_Directions for this task:_ Your task is to transcribe the data in full.

_Dataset extract:_
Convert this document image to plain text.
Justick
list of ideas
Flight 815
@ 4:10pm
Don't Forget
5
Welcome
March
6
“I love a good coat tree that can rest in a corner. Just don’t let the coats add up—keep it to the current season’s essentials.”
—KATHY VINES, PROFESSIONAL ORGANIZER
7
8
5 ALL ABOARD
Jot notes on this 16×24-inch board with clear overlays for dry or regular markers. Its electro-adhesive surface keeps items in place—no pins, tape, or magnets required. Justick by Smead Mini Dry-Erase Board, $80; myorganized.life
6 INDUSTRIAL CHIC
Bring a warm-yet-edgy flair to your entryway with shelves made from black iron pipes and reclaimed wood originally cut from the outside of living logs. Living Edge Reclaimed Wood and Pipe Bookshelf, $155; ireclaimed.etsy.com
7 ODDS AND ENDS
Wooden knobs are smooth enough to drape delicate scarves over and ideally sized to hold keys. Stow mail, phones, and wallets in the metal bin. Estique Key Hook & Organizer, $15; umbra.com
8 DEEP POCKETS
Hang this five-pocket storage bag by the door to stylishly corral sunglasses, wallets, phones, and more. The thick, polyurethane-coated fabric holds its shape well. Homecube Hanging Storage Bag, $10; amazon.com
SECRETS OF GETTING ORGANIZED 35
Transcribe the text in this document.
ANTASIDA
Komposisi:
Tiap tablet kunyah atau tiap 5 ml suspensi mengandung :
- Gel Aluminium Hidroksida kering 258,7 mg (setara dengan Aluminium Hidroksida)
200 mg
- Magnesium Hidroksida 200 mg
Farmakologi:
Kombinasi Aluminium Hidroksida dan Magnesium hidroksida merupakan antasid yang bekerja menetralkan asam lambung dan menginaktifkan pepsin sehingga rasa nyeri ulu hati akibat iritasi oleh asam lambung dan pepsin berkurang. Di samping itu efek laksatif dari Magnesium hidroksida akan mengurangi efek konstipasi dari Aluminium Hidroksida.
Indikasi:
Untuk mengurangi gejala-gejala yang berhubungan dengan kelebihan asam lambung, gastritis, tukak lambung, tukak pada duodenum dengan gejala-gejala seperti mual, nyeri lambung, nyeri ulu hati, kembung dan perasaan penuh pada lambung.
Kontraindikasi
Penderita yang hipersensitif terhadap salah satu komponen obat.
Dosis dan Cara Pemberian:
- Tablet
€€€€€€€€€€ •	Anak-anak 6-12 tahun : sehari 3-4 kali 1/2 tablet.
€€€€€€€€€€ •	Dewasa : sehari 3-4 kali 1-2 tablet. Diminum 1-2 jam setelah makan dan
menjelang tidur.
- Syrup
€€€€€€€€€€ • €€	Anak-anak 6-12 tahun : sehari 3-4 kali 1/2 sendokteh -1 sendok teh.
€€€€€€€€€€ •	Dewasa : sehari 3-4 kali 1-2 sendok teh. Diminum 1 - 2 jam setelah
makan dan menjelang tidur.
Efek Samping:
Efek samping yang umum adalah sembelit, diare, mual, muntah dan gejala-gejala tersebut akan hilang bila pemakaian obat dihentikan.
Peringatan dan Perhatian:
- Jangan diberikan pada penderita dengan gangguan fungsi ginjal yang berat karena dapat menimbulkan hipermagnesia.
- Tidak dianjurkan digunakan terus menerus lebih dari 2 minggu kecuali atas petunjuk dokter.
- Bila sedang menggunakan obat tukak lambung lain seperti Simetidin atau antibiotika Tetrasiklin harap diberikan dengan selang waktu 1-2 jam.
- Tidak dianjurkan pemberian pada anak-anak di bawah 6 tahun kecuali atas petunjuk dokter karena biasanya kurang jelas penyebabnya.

_Finished task:_
Convert this document image to plain text.
Justick
list of ideas
Flight 815
@ 4:10pm
Don't Forget
5
Welcome
March
6
“I love a good coat tree that can rest in a corner. Just don’t let the coats add up—keep it to the current season’s essentials.”
—KATHY VINES, PROFESSIONAL ORGANIZER
7
8
5 ALL ABOARD
Jot notes on this 16×24-inch board with clear overlays for dry or regular markers. Its electro-adhesive surface keeps items in place—no pins, tape, or magnets required. Justick by Smead Mini Dry-Erase Board, $80; myorganized.life
6 INDUSTRIAL CHIC
Bring a warm-yet-edgy flair to your entryway with shelves made from black iron pipes and reclaimed wood originally cut from the outside of living logs. Living Edge Reclaimed Wood and Pipe Bookshelf, $155; ireclaimed.etsy.com
7 ODDS AND ENDS
Wooden knobs are smooth enough to drape delicate scarves over and ideally sized to hold keys. Stow mail, phones, and wallets in the metal bin. Estique Key Hook & Organizer, $15; umbra.com
8 DEEP POCKETS
Hang this five-pocket storage bag by the door to stylishly corral sunglasses, wallets, phones, and more. The thick, polyurethane-coated fabric holds its shape well. Homecube Hanging Storage Bag, $10; amazon.com
SECRETS OF GETTING ORGANIZED 35
Transcribe the text in this document.
ANTASIDA
Komposisi:
Tiap tablet kunyah atau tiap 5 ml suspensi mengandung :
- Gel Aluminium Hidroksida kering 258,7 mg (setara dengan Aluminium Hidroksida)
200 mg
- Magnesium Hidroksida 200 mg
Farmakologi:
Kombinasi Aluminium Hidroksida dan Magnesium hidroksida merupakan antasid yang bekerja menetralkan asam lambung dan menginaktifkan pepsin sehingga rasa nyeri ulu hati akibat iritasi oleh asam lambung dan pepsin berkurang. Di samping itu efek laksatif dari Magnesium hidroksida akan mengurangi efek konstipasi dari Aluminium Hidroksida.
Indikasi:
Untuk mengurangi gejala-gejala yang berhubungan dengan kelebihan asam lambung, gastritis, tukak lambung, tukak pada duodenum dengan gejala-gejala seperti mual, nyeri lambung, nyeri ulu hati, kembung dan perasaan penuh pada lambung.
Kontraindikasi
Penderita yang hipersensitif terhadap salah satu komponen obat.
Dosis dan Cara Pemberian:
- Tablet
€€€€€€€€€€ •	Anak-anak 6-12 tahun : sehari 3-4 kali 1/2 tablet.
€€€€€€€€€€ •	Dewasa : sehari 3-4 kali 1-2 tablet. Diminum 1-2 jam setelah makan dan
menjelang tidur.
- Syrup
€€€€€€€€€€ • €€	Anak-anak 6-12 tahun : sehari 3-4 kali 1/2 sendokteh -1 sendok teh.
€€€€€€€€€€ •	Dewasa : sehari 3-4 kali 1-2 sendok teh. Diminum 1 - 2 jam setelah
makan dan menjelang tidur.
Efek Samping:
Efek samping yang umum adalah sembelit, diare, mual, muntah dan gejala-gejala tersebut akan hilang bila pemakaian obat dihentikan.
Peringatan dan Perhatian:
- Jangan diberikan pada penderita dengan gangguan fungsi ginjal yang berat karena dapat menimbulkan hipermagnesia.
- Tidak dianjurkan digunakan terus menerus lebih dari 2 minggu kecuali atas petunjuk dokter.
- Bila sedang menggunakan obat tukak lambung lain seperti Simetidin atau antibiotika Tetrasiklin harap diberikan dengan selang waktu 1-2 jam.
- Tidak dianjurkan pemberian pada anak-anak di bawah 6 tahun kecuali atas petunjuk dokter karena biasanya kurang jelas penyebabnya.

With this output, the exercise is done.